Objectives
1 > From the post on Hope High School's return to city control, extract the stretch from "The new schedule" through "developing student advisories." word for word.
2 > In the post about Hope High School, what kind of daily schedule does the school currently have?
3 > Proceed with the post about Hope High School's return to city control, writing on from its final sentence.

Text segment
◆ ◆ ◆ ◆ ◆ ◆ ◆
When a Bureaucratic System Can't Sustain Successful Reform, Shouldn't We Change the Bureaucracy Rather Than End the Reform?
Carroll Andrew Morse
The transition of Hope High School in Providence back to city control, reported on most recently by Linda Borg in today's Projo, illustrates the premises that animate both charter school and site-based management school reform movements.
Rhode Island's State Commissioner of Education took a direct role in operating Hope High in 2005; after educational results showed some improvement, Hope was returned to full city control this past February. However, the school administration in Providence has announced its intention to undo some of the changes that have helped Hope improve…
Beginning in September, Hope will move to a six-period day like all of the other high schools in the city. The high school currently has a so-called “block” schedule composed of four 90-minute periods a day, a schedule that teachers say allows them enough time to delve more deeply into subjects.
The new schedule will also reduce or eliminate Hope’s various common planning periods that teachers say are vital to revamping the school’s academics, creating individual learning plans and developing student advisories.
The reasons cited for the changes are increased costs associated with the differently structured school-day…
According to [Providence Superintendent Tom Brady], this model requires 20 to 30 additional teachers at a cost of roughly $2.5 million a year.
◆ ◆ ◆ ◆ ◆ ◆ ◆
Extracted information
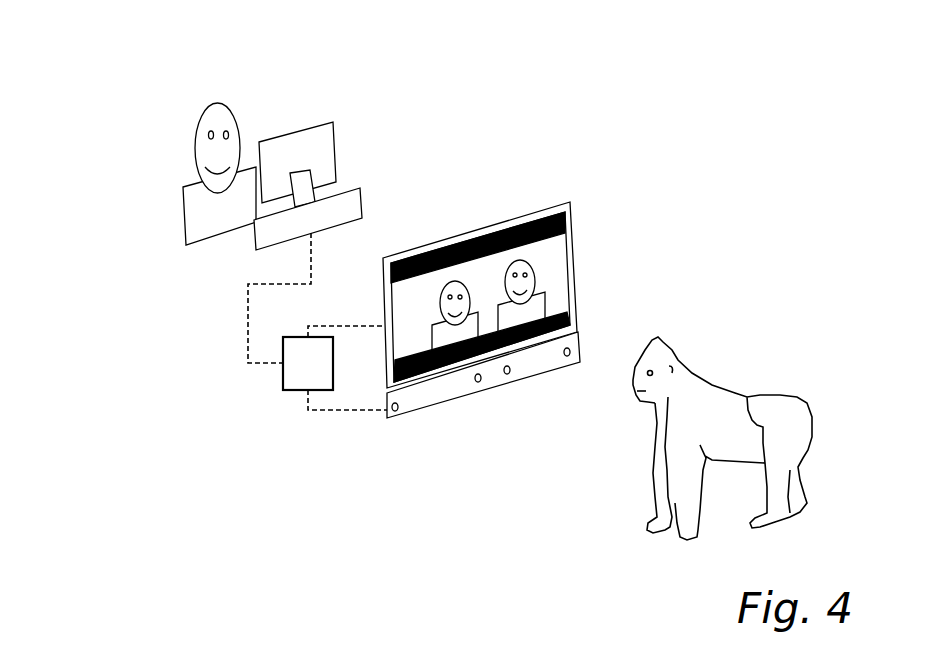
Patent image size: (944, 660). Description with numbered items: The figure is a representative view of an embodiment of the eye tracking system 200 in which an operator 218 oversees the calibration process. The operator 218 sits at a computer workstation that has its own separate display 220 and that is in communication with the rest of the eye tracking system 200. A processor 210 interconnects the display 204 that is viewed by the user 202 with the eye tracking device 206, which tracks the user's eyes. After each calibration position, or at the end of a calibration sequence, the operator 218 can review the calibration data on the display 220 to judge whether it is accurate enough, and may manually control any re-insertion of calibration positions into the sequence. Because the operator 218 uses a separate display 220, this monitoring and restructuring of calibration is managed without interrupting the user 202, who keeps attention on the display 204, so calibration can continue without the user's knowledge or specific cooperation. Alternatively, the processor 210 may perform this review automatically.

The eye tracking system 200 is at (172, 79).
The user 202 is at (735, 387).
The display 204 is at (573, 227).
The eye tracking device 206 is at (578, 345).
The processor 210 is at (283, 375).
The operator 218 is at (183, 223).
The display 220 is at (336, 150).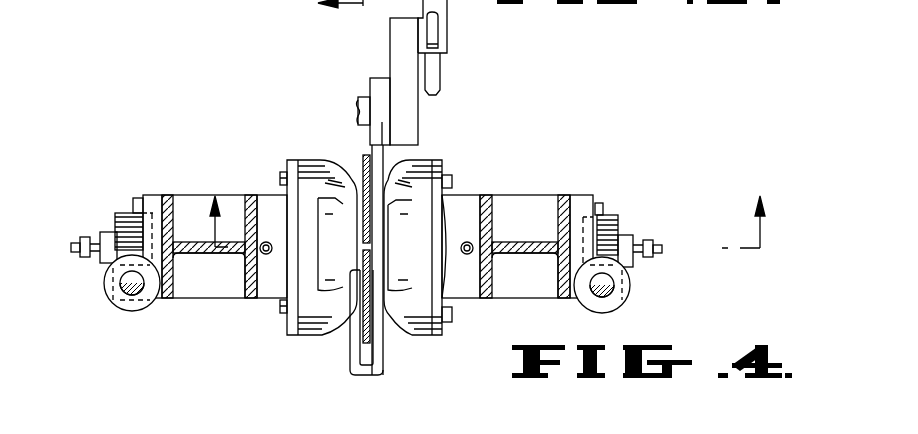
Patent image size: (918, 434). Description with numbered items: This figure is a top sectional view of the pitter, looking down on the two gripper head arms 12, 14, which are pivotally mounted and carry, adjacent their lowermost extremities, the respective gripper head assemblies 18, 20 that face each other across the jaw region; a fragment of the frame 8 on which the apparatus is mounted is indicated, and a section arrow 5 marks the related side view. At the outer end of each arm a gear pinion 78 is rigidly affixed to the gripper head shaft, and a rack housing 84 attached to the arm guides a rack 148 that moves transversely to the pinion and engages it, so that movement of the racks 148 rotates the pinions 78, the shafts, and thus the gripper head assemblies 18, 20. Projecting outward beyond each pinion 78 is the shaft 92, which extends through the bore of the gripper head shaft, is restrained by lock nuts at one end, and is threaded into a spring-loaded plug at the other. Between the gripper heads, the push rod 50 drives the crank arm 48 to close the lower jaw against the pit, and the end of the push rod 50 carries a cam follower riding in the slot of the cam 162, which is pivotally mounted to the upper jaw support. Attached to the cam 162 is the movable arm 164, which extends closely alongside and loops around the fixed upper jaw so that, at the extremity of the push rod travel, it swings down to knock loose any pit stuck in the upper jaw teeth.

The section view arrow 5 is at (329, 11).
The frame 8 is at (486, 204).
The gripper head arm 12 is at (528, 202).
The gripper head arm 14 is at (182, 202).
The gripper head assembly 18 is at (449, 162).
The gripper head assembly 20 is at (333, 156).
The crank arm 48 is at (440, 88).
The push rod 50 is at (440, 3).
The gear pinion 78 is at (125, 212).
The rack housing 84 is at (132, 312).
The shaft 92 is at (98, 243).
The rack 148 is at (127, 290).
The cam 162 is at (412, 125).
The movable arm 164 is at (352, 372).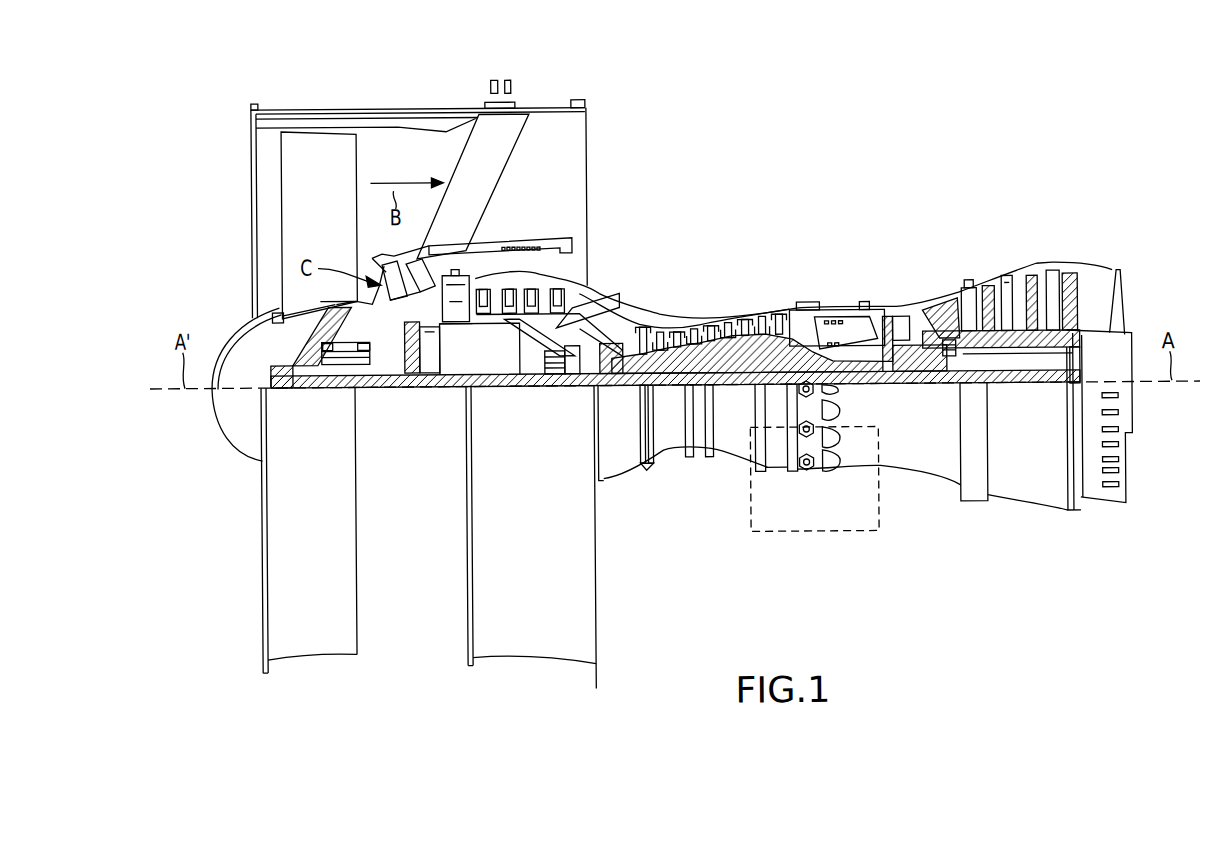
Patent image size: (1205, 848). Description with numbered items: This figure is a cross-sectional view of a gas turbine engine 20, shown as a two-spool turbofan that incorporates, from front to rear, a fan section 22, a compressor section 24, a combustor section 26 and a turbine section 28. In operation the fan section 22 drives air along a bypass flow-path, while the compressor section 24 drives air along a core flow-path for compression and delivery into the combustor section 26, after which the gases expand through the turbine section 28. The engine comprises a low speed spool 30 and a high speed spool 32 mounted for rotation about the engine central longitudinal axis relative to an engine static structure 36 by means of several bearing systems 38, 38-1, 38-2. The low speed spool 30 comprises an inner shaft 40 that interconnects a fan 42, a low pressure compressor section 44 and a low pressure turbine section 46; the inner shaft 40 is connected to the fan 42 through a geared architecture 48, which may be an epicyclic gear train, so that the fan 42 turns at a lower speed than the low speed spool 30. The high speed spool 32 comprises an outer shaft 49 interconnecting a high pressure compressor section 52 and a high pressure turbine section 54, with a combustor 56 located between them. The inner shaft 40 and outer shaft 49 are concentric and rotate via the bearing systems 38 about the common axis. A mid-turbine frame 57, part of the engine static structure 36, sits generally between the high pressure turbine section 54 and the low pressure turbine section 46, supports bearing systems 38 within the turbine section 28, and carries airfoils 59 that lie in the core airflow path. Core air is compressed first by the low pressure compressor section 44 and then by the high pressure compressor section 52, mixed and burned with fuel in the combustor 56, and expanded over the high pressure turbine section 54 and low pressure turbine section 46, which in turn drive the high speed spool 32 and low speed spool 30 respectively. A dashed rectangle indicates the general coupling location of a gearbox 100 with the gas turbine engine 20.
◆ ◆ ◆ ◆ ◆ ◆ ◆
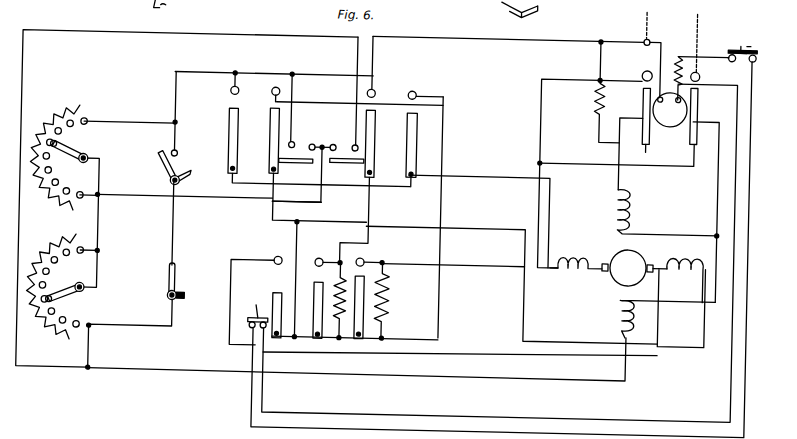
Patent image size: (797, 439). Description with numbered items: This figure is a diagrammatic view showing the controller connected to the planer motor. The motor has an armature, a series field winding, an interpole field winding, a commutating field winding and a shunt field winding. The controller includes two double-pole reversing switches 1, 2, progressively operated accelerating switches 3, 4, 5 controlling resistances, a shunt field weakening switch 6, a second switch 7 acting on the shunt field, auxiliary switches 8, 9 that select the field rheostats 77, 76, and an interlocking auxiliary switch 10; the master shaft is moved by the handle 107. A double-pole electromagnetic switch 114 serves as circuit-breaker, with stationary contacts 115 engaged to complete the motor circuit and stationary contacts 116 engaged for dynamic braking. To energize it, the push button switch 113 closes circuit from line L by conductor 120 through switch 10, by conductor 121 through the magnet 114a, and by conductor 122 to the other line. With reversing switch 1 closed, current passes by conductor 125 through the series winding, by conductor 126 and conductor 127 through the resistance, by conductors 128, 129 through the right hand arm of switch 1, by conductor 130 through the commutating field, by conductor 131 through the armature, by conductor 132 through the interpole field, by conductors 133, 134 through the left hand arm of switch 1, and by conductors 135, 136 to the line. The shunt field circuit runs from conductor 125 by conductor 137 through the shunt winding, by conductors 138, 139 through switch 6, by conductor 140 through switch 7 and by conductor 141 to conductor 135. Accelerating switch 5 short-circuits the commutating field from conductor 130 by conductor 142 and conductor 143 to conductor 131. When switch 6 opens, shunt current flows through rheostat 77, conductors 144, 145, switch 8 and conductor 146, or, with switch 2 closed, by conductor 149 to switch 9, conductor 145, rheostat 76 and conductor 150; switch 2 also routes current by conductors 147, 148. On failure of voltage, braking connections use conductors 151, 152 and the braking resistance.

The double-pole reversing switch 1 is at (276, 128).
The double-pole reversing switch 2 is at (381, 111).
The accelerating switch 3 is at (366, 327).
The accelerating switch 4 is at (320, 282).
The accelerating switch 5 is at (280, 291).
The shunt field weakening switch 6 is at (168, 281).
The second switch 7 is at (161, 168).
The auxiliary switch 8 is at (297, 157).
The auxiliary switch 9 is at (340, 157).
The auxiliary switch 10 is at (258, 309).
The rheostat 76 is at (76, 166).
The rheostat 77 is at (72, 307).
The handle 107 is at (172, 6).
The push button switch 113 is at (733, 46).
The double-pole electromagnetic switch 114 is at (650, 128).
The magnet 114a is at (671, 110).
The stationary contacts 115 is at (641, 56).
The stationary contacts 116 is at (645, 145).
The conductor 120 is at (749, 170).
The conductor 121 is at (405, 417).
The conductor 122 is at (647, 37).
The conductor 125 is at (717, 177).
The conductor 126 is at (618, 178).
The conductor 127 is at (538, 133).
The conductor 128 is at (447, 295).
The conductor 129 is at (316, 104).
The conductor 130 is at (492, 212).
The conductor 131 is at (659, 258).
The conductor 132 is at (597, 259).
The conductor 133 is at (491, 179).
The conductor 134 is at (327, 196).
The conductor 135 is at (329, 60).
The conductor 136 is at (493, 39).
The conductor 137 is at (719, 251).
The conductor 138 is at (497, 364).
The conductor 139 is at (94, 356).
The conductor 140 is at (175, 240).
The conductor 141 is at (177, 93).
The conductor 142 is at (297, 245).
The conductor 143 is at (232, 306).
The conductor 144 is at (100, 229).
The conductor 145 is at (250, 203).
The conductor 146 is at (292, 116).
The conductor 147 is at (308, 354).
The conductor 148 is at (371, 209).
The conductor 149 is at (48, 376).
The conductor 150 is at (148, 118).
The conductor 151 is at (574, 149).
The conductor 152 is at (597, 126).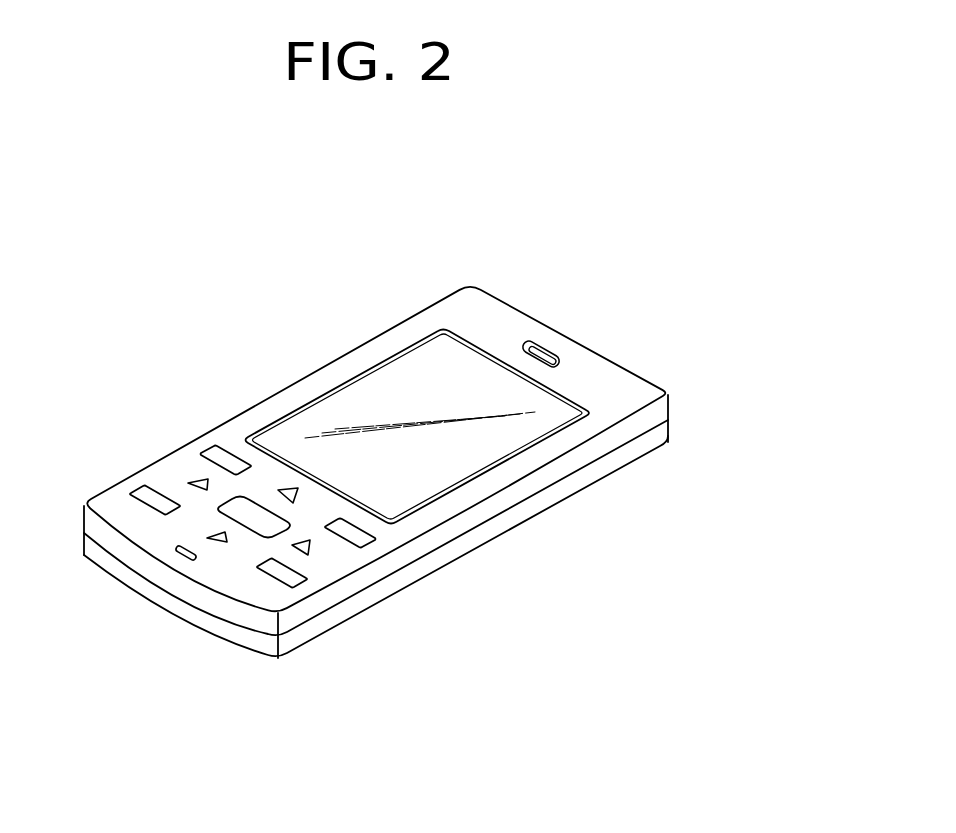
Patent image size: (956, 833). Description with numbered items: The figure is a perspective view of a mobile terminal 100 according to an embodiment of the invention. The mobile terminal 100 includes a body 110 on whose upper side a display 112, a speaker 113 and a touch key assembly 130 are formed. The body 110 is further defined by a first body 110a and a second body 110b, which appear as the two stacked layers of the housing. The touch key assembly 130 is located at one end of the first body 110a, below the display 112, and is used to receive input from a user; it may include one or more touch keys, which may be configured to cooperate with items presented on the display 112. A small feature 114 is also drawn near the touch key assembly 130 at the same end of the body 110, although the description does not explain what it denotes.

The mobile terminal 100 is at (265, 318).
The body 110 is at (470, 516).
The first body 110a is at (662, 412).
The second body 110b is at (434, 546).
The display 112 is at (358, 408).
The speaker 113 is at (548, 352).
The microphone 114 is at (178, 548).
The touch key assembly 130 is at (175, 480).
◆ ◆ ◆ ◆ ◆ ◆ ◆
Written answers
1 >
The new schedule will also reduce or eliminate Hope’s various common planning periods that teachers say are vital to revamping the school’s academics, creating individual learning plans and developing student advisories.

2 > A "block" schedule made up of four 90-minute periods a day.

3 >
...as well as a desire by Providence's school administrators to make Hope's school day uniform with the rest of the district.
But suppose there was an organization, either an outside school operator or a homegrown group of teachers and administrators, that said it believed it could find a way to make the new schedule work within a more standard budget, if various regulations and mandates were relaxed. Would trying to figure out how to make a program like that work be worth trying? Or should the highest goal of an educational bureaucracy be to impose a uniform structure on everyone's school-day, and on other aspects of school management, whether that uniform structure provides the best education or not?
Are you seriously asking if a bureaucracy can reform itself?
Andrew,
All fine in theory, but:
Have you ever been inside Hope High?
Have you ever talked to any Hope students?
Have you ever talked to any Hope teachers?
Have you ever talked to any of Hope's leaders?
Have you talked to Brady about it?
Have you talked to Gist about it?
In short, what do you actually know about Hope and what goes on there, and what would be good for Hope and the students who attend there?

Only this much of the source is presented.